[STATED TASK]
Could you write out every entry exactly as it stands?

[DATASET ROWS]

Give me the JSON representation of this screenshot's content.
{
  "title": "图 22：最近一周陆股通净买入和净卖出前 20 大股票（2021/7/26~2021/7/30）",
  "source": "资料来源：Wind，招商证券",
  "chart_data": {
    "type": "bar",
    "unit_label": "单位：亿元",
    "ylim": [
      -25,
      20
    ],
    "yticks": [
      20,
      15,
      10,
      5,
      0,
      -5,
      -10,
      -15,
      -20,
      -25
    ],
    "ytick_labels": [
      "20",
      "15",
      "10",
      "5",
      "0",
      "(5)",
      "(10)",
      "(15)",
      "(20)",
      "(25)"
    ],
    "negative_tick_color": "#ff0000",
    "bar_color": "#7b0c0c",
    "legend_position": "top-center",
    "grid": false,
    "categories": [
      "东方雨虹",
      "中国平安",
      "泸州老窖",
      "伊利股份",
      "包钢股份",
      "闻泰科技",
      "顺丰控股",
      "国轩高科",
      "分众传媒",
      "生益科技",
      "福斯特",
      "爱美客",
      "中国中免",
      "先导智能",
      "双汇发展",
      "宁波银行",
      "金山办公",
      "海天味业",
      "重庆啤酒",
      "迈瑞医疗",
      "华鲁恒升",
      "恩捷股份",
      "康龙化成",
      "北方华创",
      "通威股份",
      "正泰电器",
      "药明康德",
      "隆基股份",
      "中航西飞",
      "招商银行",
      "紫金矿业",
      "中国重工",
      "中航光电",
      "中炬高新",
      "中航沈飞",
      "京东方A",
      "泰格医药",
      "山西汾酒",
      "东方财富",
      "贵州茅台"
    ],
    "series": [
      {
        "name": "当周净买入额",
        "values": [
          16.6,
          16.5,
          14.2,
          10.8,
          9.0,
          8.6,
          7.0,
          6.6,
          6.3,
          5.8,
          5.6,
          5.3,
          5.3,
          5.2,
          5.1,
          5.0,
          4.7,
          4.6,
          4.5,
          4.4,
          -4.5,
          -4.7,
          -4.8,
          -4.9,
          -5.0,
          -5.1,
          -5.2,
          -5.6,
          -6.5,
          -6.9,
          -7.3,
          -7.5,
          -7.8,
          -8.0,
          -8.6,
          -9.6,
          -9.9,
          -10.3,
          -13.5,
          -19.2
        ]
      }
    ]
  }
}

[CORRECT RESPONSE]
Give me the JSON representation of this screenshot's content.
{
  "title": "图 22：最近一周陆股通净买入和净卖出前 20 大股票（2021/7/26~2021/7/30）",
  "source": "资料来源：Wind，招商证券",
  "chart_data": {
    "type": "bar",
    "unit_label": "单位：亿元",
    "ylim": [
      -25,
      20
    ],
    "yticks": [
      20,
      15,
      10,
      5,
      0,
      -5,
      -10,
      -15,
      -20,
      -25
    ],
    "ytick_labels": [
      "20",
      "15",
      "10",
      "5",
      "0",
      "(5)",
      "(10)",
      "(15)",
      "(20)",
      "(25)"
    ],
    "negative_tick_color": "#ff0000",
    "bar_color": "#7b0c0c",
    "legend_position": "top-center",
    "grid": false,
    "categories": [
      "东方雨虹",
      "中国平安",
      "泸州老窖",
      "伊利股份",
      "包钢股份",
      "闻泰科技",
      "顺丰控股",
      "国轩高科",
      "分众传媒",
      "生益科技",
      "福斯特",
      "爱美客",
      "中国中免",
      "先导智能",
      "双汇发展",
      "宁波银行",
      "金山办公",
      "海天味业",
      "重庆啤酒",
      "迈瑞医疗",
      "华鲁恒升",
      "恩捷股份",
      "康龙化成",
      "北方华创",
      "通威股份",
      "正泰电器",
      "药明康德",
      "隆基股份",
      "中航西飞",
      "招商银行",
      "紫金矿业",
      "中国重工",
      "中航光电",
      "中炬高新",
      "中航沈飞",
      "京东方A",
      "泰格医药",
      "山西汾酒",
      "东方财富",
      "贵州茅台"
    ],
    "series": [
      {
        "name": "当周净买入额",
        "values": [
          16.6,
          16.5,
          14.2,
          10.8,
          9.0,
          8.6,
          7.0,
          6.6,
          6.3,
          5.8,
          5.6,
          5.3,
          5.3,
          5.2,
          5.1,
          5.0,
          4.7,
          4.6,
          4.5,
          4.4,
          -4.5,
          -4.7,
          -4.8,
          -4.9,
          -5.0,
          -5.1,
          -5.2,
          -5.6,
          -6.5,
          -6.9,
          -7.3,
          -7.5,
          -7.8,
          -8.0,
          -8.6,
          -9.6,
          -9.9,
          -10.3,
          -13.5,
          -19.2
        ]
      }
    ]
  }
}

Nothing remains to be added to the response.